**CHALLENGE**.
Transcribe every entry word for word, leaving out all images.

---- MATERIAL FOR THIS EXERCISE

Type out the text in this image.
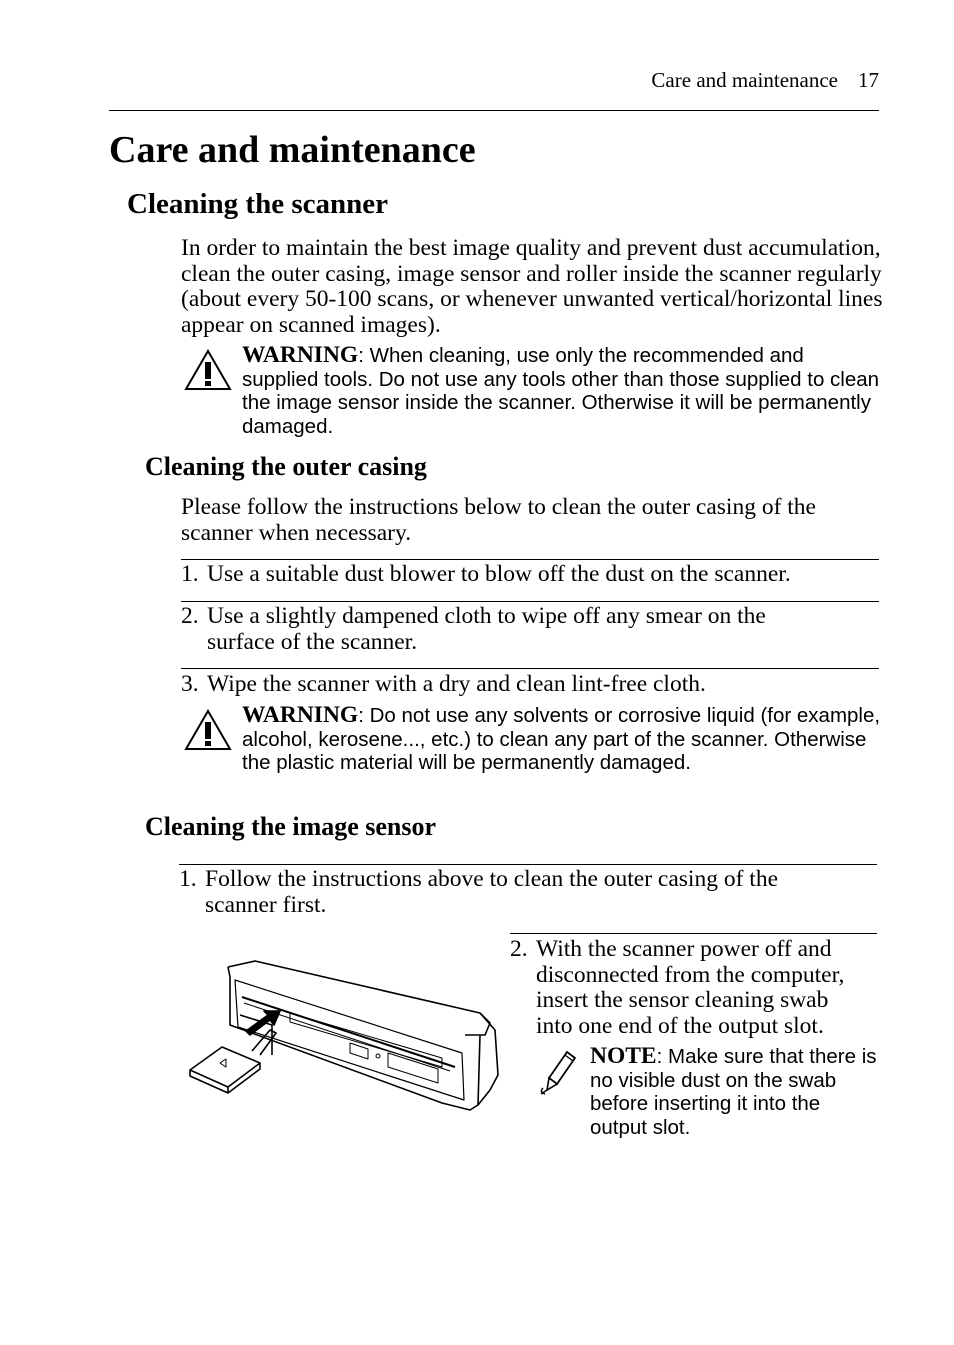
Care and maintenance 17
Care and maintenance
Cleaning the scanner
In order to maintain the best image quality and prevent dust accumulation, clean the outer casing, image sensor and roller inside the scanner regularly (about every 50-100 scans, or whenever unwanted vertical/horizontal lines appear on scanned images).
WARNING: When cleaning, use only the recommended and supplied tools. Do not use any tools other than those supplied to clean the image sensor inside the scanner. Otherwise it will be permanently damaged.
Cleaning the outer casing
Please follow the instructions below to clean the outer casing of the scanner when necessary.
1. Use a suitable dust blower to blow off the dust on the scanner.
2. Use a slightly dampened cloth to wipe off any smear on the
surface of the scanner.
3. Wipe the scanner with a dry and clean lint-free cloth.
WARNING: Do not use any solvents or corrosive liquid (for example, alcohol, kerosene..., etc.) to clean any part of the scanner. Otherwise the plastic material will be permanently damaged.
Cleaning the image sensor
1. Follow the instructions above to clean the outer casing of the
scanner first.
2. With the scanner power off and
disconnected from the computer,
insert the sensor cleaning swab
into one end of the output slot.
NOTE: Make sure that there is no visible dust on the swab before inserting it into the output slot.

--------

**THE OUTPUT**.
Type out the text in this image.
Care and maintenance 17
Care and maintenance
Cleaning the scanner
In order to maintain the best image quality and prevent dust accumulation, clean the outer casing, image sensor and roller inside the scanner regularly (about every 50-100 scans, or whenever unwanted vertical/horizontal lines appear on scanned images).
WARNING: When cleaning, use only the recommended and supplied tools. Do not use any tools other than those supplied to clean the image sensor inside the scanner. Otherwise it will be permanently damaged.
Cleaning the outer casing
Please follow the instructions below to clean the outer casing of the scanner when necessary.
1. Use a suitable dust blower to blow off the dust on the scanner.
2. Use a slightly dampened cloth to wipe off any smear on the
surface of the scanner.
3. Wipe the scanner with a dry and clean lint-free cloth.
WARNING: Do not use any solvents or corrosive liquid (for example, alcohol, kerosene..., etc.) to clean any part of the scanner. Otherwise the plastic material will be permanently damaged.
Cleaning the image sensor
1. Follow the instructions above to clean the outer casing of the
scanner first.
2. With the scanner power off and
disconnected from the computer,
insert the sensor cleaning swab
into one end of the output slot.
NOTE: Make sure that there is no visible dust on the swab before inserting it into the output slot.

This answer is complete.